> Exercise:
Take from the listing each line that has the string "einen".
* Start *
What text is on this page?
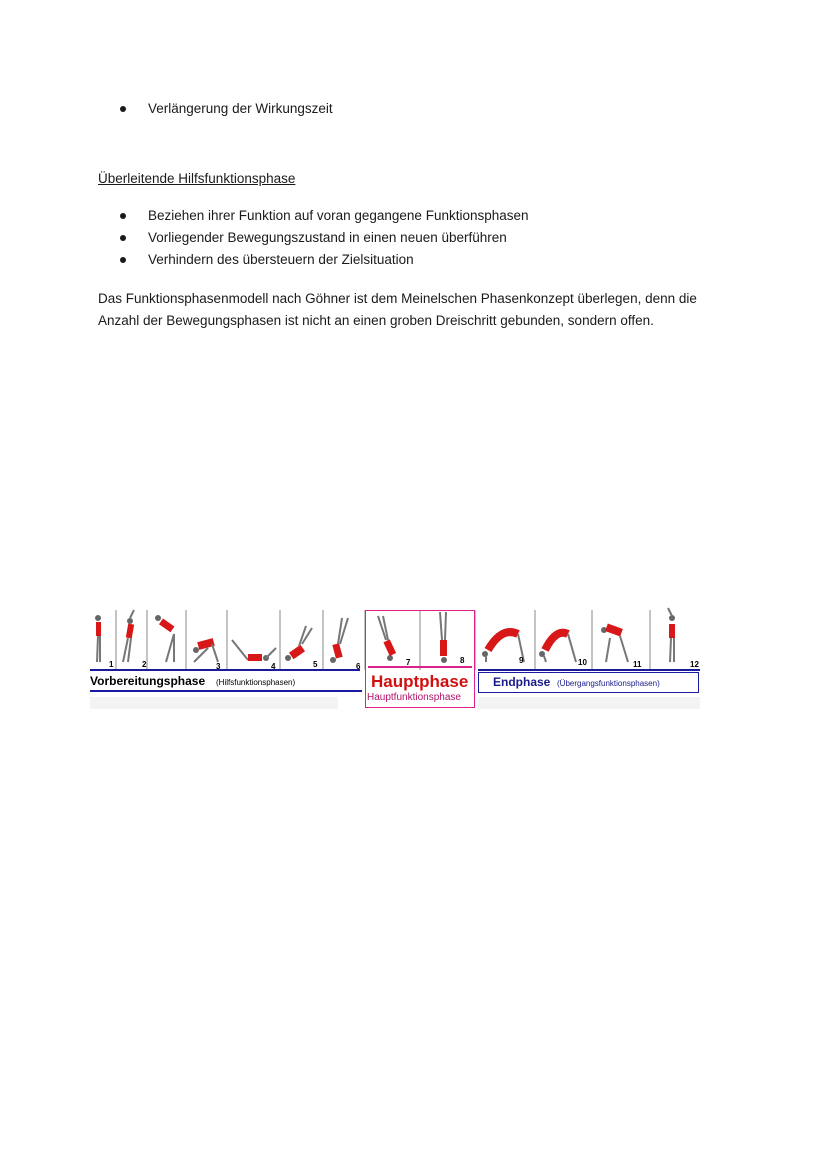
Verlängerung der Wirkungszeit
Überleitende Hilfsfunktionsphase
Beziehen ihrer Funktion auf voran gegangene Funktionsphasen
Vorliegender Bewegungszustand in einen neuen überführen
Verhindern des übersteuern der Zielsituation
Das Funktionsphasenmodell nach Göhner ist dem Meinelschen Phasenkonzept überlegen, denn die Anzahl der Bewegungsphasen ist nicht an einen groben Dreischritt gebunden, sondern offen.
1	2	3	4	5	6	7	8	9	10	11	12
Vorbereitungsphase (Hilfsfunktionsphasen)	Hauptphase
Hauptfunktionsphase
Endphase (Übergangsfunktionsphasen)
* End *
> Solution below:
Vorliegender Bewegungszustand in einen neuen überführen
Das Funktionsphasenmodell nach Göhner ist dem Meinelschen Phasenkonzept überlegen, denn die Anzahl der Bewegungsphasen ist nicht an einen groben Dreischritt gebunden, sondern offen.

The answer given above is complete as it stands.